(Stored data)
= = =
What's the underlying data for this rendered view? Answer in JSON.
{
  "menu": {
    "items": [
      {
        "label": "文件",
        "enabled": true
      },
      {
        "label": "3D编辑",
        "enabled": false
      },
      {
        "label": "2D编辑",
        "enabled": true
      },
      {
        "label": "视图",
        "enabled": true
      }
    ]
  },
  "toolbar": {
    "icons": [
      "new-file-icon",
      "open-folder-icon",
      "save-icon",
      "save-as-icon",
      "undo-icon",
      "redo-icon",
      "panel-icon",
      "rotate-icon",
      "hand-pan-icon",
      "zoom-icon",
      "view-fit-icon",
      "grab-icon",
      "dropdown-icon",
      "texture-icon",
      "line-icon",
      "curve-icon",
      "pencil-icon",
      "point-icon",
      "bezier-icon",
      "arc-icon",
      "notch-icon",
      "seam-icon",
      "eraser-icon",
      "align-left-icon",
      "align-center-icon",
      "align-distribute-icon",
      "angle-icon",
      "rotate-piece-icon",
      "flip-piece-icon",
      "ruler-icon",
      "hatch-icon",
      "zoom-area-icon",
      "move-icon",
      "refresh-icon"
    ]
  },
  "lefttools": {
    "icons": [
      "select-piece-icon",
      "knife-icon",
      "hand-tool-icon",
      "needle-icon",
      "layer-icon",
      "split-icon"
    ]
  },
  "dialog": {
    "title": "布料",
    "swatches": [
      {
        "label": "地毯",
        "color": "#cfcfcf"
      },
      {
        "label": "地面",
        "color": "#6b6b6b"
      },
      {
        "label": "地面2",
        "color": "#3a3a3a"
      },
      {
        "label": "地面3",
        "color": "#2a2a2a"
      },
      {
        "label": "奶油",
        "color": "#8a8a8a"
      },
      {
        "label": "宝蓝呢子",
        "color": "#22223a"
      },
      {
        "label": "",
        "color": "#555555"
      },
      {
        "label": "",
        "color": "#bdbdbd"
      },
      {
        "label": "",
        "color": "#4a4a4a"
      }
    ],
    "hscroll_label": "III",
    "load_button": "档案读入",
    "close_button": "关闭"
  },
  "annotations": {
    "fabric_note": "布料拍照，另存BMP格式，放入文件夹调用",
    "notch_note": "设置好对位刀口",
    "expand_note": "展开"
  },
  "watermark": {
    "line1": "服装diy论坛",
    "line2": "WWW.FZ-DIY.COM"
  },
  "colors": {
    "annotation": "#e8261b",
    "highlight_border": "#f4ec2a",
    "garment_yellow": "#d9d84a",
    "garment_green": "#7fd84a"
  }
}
= = =
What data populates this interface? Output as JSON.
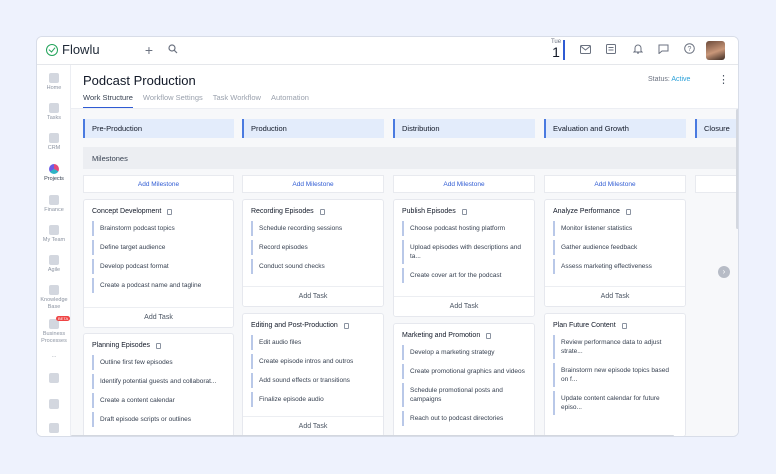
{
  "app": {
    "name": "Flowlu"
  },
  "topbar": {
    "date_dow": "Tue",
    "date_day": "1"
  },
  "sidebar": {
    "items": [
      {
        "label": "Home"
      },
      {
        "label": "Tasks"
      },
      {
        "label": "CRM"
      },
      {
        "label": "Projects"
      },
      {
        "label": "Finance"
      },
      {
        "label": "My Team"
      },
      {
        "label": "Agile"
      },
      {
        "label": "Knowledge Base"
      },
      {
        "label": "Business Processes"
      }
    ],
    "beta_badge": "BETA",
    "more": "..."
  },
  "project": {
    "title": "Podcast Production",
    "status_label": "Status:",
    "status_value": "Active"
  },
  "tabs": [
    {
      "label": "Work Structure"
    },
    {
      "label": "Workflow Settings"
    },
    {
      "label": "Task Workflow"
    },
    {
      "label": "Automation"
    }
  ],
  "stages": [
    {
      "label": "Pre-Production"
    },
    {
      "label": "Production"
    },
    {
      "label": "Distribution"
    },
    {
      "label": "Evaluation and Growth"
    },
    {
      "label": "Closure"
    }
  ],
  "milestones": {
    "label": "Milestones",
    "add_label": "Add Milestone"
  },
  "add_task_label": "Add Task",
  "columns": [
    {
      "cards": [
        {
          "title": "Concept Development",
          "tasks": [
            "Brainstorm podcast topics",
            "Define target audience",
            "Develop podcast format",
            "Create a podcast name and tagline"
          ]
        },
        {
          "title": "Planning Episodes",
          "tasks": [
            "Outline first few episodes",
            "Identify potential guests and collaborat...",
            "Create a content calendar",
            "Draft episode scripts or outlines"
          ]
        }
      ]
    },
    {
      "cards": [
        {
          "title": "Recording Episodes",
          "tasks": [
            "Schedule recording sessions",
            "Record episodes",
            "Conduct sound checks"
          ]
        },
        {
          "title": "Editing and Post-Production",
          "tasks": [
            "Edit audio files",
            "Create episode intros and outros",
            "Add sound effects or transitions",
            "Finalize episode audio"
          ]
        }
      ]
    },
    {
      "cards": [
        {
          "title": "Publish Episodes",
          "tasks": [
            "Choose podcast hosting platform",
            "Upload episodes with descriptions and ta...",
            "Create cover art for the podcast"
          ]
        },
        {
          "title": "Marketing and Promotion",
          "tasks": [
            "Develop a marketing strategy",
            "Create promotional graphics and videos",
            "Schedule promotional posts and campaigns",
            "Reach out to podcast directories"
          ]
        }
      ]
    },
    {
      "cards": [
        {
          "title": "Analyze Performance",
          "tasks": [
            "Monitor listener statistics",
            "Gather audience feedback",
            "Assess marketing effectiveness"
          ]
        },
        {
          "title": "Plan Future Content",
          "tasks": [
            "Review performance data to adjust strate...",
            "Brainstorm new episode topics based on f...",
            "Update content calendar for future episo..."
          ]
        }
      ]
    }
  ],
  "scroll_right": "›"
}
= = =
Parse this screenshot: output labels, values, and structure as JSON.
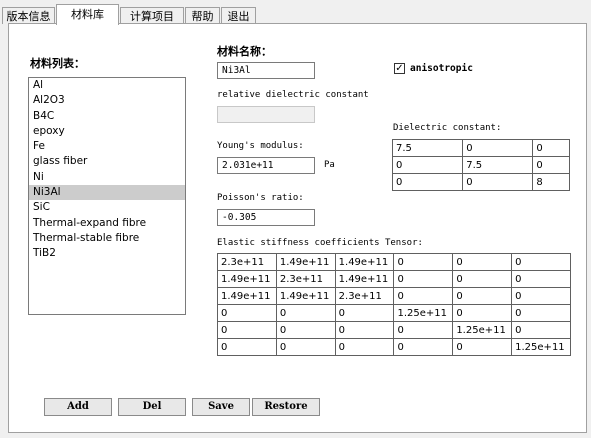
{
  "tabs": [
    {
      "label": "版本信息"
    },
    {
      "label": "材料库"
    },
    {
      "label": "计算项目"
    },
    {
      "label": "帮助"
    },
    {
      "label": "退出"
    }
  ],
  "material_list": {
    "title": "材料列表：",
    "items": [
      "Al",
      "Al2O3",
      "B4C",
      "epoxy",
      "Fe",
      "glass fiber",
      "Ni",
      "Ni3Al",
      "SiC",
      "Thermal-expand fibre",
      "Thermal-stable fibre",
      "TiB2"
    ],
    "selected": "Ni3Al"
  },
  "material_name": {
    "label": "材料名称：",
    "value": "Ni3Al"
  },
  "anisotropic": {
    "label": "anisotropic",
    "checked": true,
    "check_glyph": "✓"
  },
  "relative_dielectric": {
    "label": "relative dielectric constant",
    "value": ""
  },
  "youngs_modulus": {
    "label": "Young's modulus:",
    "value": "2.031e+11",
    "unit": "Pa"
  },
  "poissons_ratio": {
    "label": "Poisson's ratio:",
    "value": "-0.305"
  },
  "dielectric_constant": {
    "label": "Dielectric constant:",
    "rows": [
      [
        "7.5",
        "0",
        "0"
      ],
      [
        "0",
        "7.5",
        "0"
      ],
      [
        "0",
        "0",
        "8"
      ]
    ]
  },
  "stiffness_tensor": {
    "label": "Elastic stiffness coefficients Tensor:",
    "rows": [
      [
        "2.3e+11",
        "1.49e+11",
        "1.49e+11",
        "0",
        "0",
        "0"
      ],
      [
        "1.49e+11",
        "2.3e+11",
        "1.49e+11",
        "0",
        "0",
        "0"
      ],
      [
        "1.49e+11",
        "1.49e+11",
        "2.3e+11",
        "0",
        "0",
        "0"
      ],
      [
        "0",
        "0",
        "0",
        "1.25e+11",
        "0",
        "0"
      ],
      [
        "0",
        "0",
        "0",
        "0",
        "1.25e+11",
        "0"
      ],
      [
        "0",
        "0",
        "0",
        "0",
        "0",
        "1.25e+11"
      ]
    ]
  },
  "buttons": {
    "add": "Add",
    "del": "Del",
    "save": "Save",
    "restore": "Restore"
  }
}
= = =
Using the records above, copy each line that contains "calendar".

- _ANSWER TO THIS PROBLEM_
            "Create a content calendar",
            "Update content calendar for future episo..."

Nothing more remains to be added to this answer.